--- Problem to solve ---
Answer with nothing except the number of lines that contain the word "screenshot".

--- Data to process ---
_ _ _ _ _
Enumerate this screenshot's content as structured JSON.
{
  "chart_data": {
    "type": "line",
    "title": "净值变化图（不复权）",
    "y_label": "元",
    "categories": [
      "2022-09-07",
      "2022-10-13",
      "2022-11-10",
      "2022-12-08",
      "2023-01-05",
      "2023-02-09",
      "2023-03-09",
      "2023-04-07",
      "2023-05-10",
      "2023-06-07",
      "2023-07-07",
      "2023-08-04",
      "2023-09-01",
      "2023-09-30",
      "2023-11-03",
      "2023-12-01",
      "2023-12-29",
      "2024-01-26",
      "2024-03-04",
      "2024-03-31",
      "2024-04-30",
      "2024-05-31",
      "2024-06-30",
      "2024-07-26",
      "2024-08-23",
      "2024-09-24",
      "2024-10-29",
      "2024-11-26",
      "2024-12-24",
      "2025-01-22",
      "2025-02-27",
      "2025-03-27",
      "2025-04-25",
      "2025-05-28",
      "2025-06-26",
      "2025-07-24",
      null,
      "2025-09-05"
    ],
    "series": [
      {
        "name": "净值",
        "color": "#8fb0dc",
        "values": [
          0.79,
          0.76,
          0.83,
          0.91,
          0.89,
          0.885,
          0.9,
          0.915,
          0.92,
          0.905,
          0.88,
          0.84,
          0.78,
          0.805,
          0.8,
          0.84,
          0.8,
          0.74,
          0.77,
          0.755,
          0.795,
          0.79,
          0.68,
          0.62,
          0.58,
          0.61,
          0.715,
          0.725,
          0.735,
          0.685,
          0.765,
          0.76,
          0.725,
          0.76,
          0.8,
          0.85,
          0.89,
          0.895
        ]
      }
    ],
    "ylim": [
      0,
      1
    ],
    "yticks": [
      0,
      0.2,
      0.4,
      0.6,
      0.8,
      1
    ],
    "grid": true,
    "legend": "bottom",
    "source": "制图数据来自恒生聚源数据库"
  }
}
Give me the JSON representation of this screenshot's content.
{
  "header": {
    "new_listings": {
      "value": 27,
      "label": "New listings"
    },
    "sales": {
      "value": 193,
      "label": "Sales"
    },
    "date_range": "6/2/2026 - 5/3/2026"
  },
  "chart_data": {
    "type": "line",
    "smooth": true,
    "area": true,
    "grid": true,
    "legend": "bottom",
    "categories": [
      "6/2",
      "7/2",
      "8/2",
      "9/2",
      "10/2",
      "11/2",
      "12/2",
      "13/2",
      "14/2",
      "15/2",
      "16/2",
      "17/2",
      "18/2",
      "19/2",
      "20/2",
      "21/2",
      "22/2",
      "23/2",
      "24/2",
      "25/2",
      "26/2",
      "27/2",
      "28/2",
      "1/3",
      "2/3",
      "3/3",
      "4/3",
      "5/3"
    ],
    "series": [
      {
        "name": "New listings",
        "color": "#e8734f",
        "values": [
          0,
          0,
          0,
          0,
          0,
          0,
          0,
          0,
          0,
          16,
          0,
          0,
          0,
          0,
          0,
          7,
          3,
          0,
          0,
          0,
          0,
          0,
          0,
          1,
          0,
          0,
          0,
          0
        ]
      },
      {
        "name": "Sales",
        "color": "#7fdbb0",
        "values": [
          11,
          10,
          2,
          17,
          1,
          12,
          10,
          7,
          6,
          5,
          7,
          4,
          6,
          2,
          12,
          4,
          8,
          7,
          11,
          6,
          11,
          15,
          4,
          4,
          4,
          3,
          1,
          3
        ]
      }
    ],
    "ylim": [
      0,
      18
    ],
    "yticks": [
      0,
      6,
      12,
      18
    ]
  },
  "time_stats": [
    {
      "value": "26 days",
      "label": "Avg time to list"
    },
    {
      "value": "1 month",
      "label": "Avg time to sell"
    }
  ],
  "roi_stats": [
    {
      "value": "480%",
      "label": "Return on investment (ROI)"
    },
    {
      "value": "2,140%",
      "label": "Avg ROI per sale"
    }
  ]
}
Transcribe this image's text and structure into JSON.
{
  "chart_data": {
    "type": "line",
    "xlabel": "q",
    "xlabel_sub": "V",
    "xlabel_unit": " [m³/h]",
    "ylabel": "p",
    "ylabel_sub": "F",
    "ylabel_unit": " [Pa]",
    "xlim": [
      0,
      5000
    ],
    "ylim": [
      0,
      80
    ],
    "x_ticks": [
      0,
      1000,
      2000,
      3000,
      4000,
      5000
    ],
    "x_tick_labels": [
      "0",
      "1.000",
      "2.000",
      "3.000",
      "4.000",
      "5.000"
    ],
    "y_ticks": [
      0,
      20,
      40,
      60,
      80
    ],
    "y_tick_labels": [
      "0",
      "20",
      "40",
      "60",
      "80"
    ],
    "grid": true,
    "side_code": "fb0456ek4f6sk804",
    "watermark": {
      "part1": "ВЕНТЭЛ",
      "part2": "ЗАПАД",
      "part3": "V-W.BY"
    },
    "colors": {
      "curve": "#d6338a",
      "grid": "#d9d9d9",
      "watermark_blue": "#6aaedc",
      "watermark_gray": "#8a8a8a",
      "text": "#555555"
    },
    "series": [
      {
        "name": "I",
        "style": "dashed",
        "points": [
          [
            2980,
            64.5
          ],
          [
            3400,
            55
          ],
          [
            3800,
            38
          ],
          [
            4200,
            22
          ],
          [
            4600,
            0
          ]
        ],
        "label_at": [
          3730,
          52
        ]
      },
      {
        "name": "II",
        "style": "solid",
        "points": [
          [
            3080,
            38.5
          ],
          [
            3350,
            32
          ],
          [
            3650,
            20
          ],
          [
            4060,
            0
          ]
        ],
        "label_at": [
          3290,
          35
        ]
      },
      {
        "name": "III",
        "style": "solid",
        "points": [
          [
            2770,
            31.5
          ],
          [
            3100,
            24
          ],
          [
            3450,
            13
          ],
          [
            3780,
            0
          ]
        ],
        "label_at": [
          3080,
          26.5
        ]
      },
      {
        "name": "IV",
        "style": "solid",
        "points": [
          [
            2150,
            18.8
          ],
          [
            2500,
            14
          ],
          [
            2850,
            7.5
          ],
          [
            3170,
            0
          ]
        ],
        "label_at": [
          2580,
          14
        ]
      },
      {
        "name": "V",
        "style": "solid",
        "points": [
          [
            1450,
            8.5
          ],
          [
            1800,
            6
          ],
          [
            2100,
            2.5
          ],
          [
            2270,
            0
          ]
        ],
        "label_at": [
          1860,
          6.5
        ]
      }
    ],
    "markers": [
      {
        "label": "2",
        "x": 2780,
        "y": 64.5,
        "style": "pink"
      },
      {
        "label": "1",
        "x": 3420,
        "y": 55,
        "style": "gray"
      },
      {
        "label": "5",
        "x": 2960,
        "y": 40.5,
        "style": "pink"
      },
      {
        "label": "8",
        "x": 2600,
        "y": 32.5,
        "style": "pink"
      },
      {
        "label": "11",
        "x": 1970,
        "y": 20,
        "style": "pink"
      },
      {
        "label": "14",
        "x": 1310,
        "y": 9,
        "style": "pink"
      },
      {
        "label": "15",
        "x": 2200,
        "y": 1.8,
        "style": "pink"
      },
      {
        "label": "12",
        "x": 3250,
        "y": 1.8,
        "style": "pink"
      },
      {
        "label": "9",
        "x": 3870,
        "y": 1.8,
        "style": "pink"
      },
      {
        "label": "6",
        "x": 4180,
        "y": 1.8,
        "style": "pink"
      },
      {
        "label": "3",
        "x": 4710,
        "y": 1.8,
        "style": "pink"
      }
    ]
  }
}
_ _ _ _ _
--- Correct output ---
2